The request – Determine the number of lines holding the word "Skikttjocklek"; answer with that number only.

━━━ Dataset excerpts

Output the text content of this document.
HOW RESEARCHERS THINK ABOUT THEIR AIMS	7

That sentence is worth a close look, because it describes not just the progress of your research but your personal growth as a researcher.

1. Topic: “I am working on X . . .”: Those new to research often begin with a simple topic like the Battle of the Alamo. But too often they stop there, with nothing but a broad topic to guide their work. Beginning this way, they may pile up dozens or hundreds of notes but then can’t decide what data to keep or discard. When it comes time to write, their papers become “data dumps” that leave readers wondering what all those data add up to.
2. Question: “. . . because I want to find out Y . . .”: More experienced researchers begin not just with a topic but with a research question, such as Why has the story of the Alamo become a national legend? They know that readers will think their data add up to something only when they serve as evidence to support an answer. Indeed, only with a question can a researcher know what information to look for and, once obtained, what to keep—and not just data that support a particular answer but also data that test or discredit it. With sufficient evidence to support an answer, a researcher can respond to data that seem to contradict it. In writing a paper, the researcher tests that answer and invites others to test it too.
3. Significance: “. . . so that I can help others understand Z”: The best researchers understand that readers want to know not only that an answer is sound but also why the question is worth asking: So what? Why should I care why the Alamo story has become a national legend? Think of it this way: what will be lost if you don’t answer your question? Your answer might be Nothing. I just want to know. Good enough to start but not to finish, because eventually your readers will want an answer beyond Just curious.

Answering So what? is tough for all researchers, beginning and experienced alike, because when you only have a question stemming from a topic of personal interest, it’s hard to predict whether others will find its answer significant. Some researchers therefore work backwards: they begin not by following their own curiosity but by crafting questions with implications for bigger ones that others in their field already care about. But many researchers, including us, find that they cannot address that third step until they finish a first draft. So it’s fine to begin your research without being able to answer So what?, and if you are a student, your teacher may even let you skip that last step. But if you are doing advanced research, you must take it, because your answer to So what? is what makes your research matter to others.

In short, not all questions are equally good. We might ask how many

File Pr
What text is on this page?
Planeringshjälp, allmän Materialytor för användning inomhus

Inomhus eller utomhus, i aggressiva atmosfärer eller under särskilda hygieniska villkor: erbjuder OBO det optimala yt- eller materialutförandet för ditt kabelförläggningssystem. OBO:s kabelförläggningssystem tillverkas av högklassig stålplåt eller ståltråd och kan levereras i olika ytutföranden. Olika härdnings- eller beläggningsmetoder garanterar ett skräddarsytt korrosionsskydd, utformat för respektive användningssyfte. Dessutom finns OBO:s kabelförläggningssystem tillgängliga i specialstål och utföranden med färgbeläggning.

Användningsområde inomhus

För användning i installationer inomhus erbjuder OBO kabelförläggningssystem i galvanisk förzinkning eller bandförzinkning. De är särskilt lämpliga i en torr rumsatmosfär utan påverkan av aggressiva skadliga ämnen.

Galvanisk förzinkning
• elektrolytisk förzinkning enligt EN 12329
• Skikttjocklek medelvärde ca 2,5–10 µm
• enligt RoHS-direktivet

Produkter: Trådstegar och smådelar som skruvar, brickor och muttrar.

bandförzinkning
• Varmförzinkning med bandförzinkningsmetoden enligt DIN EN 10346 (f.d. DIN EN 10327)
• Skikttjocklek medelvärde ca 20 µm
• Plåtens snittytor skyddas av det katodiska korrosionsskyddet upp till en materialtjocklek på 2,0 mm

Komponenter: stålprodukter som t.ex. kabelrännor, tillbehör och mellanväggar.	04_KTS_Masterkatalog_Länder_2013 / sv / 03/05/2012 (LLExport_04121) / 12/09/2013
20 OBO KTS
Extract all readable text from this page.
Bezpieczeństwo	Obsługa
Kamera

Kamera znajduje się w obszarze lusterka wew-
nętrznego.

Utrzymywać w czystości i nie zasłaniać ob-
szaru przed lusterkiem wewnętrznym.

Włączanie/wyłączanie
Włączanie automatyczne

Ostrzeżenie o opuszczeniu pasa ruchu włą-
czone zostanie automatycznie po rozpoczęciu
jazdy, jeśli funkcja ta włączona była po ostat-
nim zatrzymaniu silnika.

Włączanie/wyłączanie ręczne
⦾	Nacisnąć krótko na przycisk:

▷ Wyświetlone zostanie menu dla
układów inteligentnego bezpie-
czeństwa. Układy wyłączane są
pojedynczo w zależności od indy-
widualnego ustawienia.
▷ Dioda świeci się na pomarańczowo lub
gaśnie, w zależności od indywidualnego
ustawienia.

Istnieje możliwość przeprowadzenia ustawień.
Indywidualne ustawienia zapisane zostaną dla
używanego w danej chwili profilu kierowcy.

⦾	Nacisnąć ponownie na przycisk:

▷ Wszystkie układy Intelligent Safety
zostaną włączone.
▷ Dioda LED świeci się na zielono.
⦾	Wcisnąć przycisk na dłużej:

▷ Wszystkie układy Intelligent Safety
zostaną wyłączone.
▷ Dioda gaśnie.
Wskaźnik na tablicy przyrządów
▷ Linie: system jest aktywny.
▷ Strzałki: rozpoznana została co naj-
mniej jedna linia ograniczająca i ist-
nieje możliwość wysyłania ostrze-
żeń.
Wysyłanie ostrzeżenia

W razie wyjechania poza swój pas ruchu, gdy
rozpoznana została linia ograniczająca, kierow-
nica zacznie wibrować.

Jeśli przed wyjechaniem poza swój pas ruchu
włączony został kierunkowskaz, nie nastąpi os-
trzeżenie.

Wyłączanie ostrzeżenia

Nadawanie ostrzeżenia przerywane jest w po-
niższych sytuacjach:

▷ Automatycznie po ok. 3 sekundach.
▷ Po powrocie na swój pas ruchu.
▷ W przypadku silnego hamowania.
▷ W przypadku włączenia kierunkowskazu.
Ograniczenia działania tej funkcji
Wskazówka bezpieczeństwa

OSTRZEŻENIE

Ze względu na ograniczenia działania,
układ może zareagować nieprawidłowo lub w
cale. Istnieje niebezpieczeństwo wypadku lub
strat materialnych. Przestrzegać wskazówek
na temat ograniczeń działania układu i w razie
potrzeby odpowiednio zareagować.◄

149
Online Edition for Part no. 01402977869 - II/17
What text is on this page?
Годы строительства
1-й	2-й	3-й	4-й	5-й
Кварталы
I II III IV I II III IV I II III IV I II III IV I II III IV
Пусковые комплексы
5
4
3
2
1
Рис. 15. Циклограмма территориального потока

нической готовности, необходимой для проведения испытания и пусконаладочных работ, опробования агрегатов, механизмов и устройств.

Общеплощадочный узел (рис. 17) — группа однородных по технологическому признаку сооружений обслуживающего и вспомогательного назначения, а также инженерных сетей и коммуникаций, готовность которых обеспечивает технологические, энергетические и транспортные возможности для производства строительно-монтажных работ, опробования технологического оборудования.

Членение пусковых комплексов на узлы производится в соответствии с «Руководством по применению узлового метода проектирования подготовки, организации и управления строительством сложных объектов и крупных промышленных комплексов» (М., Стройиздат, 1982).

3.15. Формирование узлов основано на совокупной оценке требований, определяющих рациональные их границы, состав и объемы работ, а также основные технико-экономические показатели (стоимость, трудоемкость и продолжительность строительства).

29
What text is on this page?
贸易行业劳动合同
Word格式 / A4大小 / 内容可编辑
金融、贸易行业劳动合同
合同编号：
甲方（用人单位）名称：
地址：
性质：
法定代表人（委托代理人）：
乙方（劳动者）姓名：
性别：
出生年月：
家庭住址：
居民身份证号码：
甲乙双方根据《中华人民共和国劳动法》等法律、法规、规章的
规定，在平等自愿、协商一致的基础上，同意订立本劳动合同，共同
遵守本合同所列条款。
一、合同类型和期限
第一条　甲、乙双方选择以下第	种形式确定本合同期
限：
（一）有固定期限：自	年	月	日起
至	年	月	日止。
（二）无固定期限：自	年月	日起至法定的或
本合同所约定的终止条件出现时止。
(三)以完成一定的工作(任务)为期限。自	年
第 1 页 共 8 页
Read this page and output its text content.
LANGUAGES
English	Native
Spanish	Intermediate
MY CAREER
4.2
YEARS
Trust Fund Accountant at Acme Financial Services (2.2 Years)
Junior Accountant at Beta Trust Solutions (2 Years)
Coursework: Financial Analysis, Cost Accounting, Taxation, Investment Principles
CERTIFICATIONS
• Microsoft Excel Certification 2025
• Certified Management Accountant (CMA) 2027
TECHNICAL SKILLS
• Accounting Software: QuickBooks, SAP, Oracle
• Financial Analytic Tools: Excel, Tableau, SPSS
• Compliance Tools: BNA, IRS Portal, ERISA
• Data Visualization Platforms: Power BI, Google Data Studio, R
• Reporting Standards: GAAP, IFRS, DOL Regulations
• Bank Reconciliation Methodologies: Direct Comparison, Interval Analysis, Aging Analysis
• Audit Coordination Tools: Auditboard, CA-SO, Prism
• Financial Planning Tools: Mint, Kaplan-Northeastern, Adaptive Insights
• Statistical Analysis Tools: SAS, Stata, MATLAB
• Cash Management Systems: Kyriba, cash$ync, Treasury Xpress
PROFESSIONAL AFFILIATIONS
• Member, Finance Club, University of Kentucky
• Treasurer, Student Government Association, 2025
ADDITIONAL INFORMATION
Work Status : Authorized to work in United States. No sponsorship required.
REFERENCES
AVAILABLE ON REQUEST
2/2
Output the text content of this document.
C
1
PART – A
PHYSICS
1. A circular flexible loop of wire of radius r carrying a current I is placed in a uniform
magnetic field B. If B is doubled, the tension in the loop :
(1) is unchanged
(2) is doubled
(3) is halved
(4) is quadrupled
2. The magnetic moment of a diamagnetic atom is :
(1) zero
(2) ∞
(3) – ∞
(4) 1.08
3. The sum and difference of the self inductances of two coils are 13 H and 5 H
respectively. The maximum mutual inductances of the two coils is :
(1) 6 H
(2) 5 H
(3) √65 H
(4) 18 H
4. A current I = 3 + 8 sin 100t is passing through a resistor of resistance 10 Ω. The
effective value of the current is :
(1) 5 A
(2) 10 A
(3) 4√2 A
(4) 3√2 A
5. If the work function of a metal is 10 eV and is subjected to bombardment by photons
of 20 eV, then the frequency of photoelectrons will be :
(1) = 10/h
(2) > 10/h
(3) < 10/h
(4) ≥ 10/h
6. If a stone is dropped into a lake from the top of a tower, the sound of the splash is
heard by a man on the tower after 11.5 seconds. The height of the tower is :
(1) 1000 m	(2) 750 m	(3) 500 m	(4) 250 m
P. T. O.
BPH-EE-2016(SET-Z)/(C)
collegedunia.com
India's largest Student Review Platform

━━━━━━

Result of this task – 2